The task: Reproduce the listing below in full and without alteration, apart from its pictures.
___ Data supplied ___
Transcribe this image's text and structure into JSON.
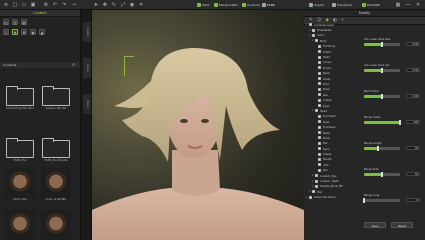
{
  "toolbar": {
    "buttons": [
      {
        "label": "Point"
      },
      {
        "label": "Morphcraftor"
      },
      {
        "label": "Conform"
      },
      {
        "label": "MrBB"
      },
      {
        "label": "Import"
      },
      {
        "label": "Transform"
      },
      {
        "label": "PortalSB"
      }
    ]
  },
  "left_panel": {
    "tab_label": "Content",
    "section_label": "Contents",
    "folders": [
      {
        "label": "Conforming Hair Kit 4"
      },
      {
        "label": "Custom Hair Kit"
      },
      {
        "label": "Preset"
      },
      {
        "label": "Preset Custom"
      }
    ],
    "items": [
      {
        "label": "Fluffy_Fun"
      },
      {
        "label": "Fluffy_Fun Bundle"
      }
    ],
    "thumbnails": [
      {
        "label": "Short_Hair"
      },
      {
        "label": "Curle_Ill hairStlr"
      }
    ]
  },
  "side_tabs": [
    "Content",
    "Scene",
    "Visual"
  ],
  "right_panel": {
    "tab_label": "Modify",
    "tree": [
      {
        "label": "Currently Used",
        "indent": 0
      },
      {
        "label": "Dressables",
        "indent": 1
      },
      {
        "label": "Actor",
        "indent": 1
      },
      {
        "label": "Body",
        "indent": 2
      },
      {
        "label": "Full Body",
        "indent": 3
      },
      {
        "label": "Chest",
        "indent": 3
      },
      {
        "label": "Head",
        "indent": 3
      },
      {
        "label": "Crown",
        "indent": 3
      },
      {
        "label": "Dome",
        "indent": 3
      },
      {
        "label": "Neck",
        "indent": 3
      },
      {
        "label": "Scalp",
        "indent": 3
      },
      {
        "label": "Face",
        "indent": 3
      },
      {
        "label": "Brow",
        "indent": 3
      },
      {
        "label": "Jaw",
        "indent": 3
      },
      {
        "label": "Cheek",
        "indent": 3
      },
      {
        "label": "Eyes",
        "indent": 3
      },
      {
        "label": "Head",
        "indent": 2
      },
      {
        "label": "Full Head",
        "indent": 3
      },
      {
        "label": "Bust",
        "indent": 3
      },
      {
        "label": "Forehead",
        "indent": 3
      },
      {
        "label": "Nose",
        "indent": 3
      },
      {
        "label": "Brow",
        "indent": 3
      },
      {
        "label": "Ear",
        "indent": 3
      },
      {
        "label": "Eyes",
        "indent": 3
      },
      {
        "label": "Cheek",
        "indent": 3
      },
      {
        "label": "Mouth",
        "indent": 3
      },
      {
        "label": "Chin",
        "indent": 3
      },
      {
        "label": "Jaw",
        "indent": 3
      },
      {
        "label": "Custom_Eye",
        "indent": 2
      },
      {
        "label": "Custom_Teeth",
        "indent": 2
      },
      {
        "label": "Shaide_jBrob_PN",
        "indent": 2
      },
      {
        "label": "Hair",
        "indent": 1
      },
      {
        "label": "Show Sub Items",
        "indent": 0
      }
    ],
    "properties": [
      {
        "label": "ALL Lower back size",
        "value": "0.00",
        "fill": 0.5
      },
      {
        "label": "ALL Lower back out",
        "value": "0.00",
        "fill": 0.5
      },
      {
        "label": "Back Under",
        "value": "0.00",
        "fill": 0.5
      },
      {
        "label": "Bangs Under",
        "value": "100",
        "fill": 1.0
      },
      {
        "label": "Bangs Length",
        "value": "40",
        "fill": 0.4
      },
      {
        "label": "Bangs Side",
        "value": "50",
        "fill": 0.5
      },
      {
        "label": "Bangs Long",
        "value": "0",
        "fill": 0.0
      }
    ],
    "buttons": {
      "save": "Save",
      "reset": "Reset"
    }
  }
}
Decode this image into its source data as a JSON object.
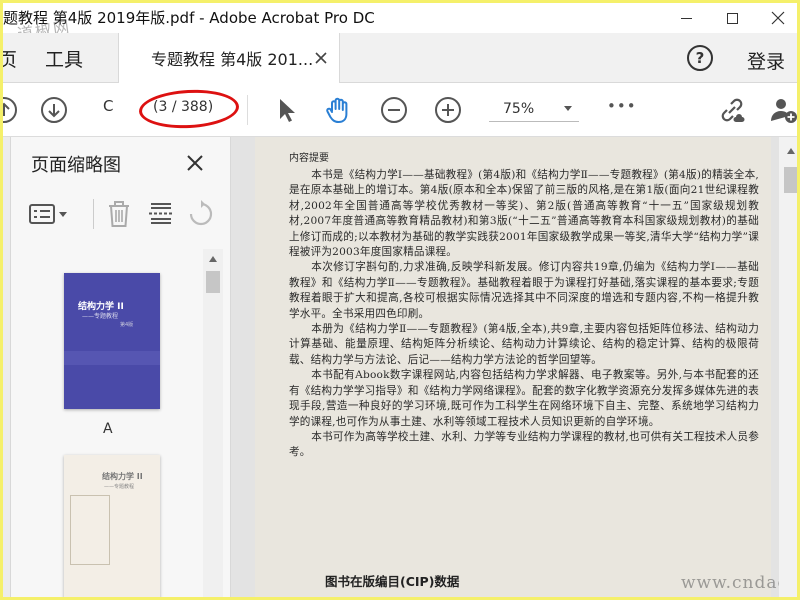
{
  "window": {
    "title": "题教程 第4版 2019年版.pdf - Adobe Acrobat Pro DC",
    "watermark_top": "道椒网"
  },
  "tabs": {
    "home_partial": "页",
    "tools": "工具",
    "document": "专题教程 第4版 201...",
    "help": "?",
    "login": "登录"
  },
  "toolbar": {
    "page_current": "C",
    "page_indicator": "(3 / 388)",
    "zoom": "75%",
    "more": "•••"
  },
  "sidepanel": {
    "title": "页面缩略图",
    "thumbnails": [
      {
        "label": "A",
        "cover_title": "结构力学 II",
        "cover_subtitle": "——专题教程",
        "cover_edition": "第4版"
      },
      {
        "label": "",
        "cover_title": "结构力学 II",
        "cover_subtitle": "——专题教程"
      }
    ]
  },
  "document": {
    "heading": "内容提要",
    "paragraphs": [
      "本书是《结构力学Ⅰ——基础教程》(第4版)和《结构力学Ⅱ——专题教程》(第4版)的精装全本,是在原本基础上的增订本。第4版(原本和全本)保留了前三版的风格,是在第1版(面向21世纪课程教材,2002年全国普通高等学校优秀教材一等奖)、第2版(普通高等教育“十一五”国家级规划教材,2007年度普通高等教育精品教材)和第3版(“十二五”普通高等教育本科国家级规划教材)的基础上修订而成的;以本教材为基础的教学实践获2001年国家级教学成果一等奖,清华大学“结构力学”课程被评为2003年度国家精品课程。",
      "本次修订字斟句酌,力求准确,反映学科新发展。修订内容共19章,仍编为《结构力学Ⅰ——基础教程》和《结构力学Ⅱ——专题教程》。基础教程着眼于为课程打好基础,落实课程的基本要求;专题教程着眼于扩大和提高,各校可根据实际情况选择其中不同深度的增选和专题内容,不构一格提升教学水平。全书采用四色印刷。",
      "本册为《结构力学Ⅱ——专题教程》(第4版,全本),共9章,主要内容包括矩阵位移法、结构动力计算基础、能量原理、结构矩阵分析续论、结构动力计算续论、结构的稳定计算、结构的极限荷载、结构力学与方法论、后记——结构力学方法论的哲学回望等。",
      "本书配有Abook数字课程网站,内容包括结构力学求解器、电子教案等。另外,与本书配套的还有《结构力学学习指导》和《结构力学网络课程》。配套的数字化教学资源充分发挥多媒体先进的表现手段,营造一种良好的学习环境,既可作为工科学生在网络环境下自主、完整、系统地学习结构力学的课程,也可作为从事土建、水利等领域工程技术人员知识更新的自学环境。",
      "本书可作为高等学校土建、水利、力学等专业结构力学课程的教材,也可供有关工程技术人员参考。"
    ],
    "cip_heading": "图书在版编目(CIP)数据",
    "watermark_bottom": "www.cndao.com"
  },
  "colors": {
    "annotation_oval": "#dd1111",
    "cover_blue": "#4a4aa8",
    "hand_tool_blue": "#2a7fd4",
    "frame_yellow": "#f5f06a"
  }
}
___
Full response:
Transcribe this image's text and structure into JSON.
{
  "toolbar": {
    "buttons": [
      {
        "label": "Point"
      },
      {
        "label": "Morphcraftor"
      },
      {
        "label": "Conform"
      },
      {
        "label": "MrBB"
      },
      {
        "label": "Import"
      },
      {
        "label": "Transform"
      },
      {
        "label": "PortalSB"
      }
    ]
  },
  "left_panel": {
    "tab_label": "Content",
    "section_label": "Contents",
    "folders": [
      {
        "label": "Conforming Hair Kit 4"
      },
      {
        "label": "Custom Hair Kit"
      },
      {
        "label": "Preset"
      },
      {
        "label": "Preset Custom"
      }
    ],
    "items": [
      {
        "label": "Fluffy_Fun"
      },
      {
        "label": "Fluffy_Fun Bundle"
      }
    ],
    "thumbnails": [
      {
        "label": "Short_Hair"
      },
      {
        "label": "Curle_Ill hairStlr"
      }
    ]
  },
  "side_tabs": [
    "Content",
    "Scene",
    "Visual"
  ],
  "right_panel": {
    "tab_label": "Modify",
    "tree": [
      {
        "label": "Currently Used",
        "indent": 0
      },
      {
        "label": "Dressables",
        "indent": 1
      },
      {
        "label": "Actor",
        "indent": 1
      },
      {
        "label": "Body",
        "indent": 2
      },
      {
        "label": "Full Body",
        "indent": 3
      },
      {
        "label": "Chest",
        "indent": 3
      },
      {
        "label": "Head",
        "indent": 3
      },
      {
        "label": "Crown",
        "indent": 3
      },
      {
        "label": "Dome",
        "indent": 3
      },
      {
        "label": "Neck",
        "indent": 3
      },
      {
        "label": "Scalp",
        "indent": 3
      },
      {
        "label": "Face",
        "indent": 3
      },
      {
        "label": "Brow",
        "indent": 3
      },
      {
        "label": "Jaw",
        "indent": 3
      },
      {
        "label": "Cheek",
        "indent": 3
      },
      {
        "label": "Eyes",
        "indent": 3
      },
      {
        "label": "Head",
        "indent": 2
      },
      {
        "label": "Full Head",
        "indent": 3
      },
      {
        "label": "Bust",
        "indent": 3
      },
      {
        "label": "Forehead",
        "indent": 3
      },
      {
        "label": "Nose",
        "indent": 3
      },
      {
        "label": "Brow",
        "indent": 3
      },
      {
        "label": "Ear",
        "indent": 3
      },
      {
        "label": "Eyes",
        "indent": 3
      },
      {
        "label": "Cheek",
        "indent": 3
      },
      {
        "label": "Mouth",
        "indent": 3
      },
      {
        "label": "Chin",
        "indent": 3
      },
      {
        "label": "Jaw",
        "indent": 3
      },
      {
        "label": "Custom_Eye",
        "indent": 2
      },
      {
        "label": "Custom_Teeth",
        "indent": 2
      },
      {
        "label": "Shaide_jBrob_PN",
        "indent": 2
      },
      {
        "label": "Hair",
        "indent": 1
      },
      {
        "label": "Show Sub Items",
        "indent": 0
      }
    ],
    "properties": [
      {
        "label": "ALL Lower back size",
        "value": "0.00",
        "fill": 0.5
      },
      {
        "label": "ALL Lower back out",
        "value": "0.00",
        "fill": 0.5
      },
      {
        "label": "Back Under",
        "value": "0.00",
        "fill": 0.5
      },
      {
        "label": "Bangs Under",
        "value": "100",
        "fill": 1.0
      },
      {
        "label": "Bangs Length",
        "value": "40",
        "fill": 0.4
      },
      {
        "label": "Bangs Side",
        "value": "50",
        "fill": 0.5
      },
      {
        "label": "Bangs Long",
        "value": "0",
        "fill": 0.0
      }
    ],
    "buttons": {
      "save": "Save",
      "reset": "Reset"
    }
  }
}
Decode this image into its source data as a JSON object.
{
  "window": {
    "title": "题教程 第4版 2019年版.pdf - Adobe Acrobat Pro DC",
    "watermark_top": "道椒网"
  },
  "tabs": {
    "home_partial": "页",
    "tools": "工具",
    "document": "专题教程 第4版 201...",
    "help": "?",
    "login": "登录"
  },
  "toolbar": {
    "page_current": "C",
    "page_indicator": "(3 / 388)",
    "zoom": "75%",
    "more": "•••"
  },
  "sidepanel": {
    "title": "页面缩略图",
    "thumbnails": [
      {
        "label": "A",
        "cover_title": "结构力学 II",
        "cover_subtitle": "——专题教程",
        "cover_edition": "第4版"
      },
      {
        "label": "",
        "cover_title": "结构力学 II",
        "cover_subtitle": "——专题教程"
      }
    ]
  },
  "document": {
    "heading": "内容提要",
    "paragraphs": [
      "本书是《结构力学Ⅰ——基础教程》(第4版)和《结构力学Ⅱ——专题教程》(第4版)的精装全本,是在原本基础上的增订本。第4版(原本和全本)保留了前三版的风格,是在第1版(面向21世纪课程教材,2002年全国普通高等学校优秀教材一等奖)、第2版(普通高等教育“十一五”国家级规划教材,2007年度普通高等教育精品教材)和第3版(“十二五”普通高等教育本科国家级规划教材)的基础上修订而成的;以本教材为基础的教学实践获2001年国家级教学成果一等奖,清华大学“结构力学”课程被评为2003年度国家精品课程。",
      "本次修订字斟句酌,力求准确,反映学科新发展。修订内容共19章,仍编为《结构力学Ⅰ——基础教程》和《结构力学Ⅱ——专题教程》。基础教程着眼于为课程打好基础,落实课程的基本要求;专题教程着眼于扩大和提高,各校可根据实际情况选择其中不同深度的增选和专题内容,不构一格提升教学水平。全书采用四色印刷。",
      "本册为《结构力学Ⅱ——专题教程》(第4版,全本),共9章,主要内容包括矩阵位移法、结构动力计算基础、能量原理、结构矩阵分析续论、结构动力计算续论、结构的稳定计算、结构的极限荷载、结构力学与方法论、后记——结构力学方法论的哲学回望等。",
      "本书配有Abook数字课程网站,内容包括结构力学求解器、电子教案等。另外,与本书配套的还有《结构力学学习指导》和《结构力学网络课程》。配套的数字化教学资源充分发挥多媒体先进的表现手段,营造一种良好的学习环境,既可作为工科学生在网络环境下自主、完整、系统地学习结构力学的课程,也可作为从事土建、水利等领域工程技术人员知识更新的自学环境。",
      "本书可作为高等学校土建、水利、力学等专业结构力学课程的教材,也可供有关工程技术人员参考。"
    ],
    "cip_heading": "图书在版编目(CIP)数据",
    "watermark_bottom": "www.cndao.com"
  },
  "colors": {
    "annotation_oval": "#dd1111",
    "cover_blue": "#4a4aa8",
    "hand_tool_blue": "#2a7fd4",
    "frame_yellow": "#f5f06a"
  }
}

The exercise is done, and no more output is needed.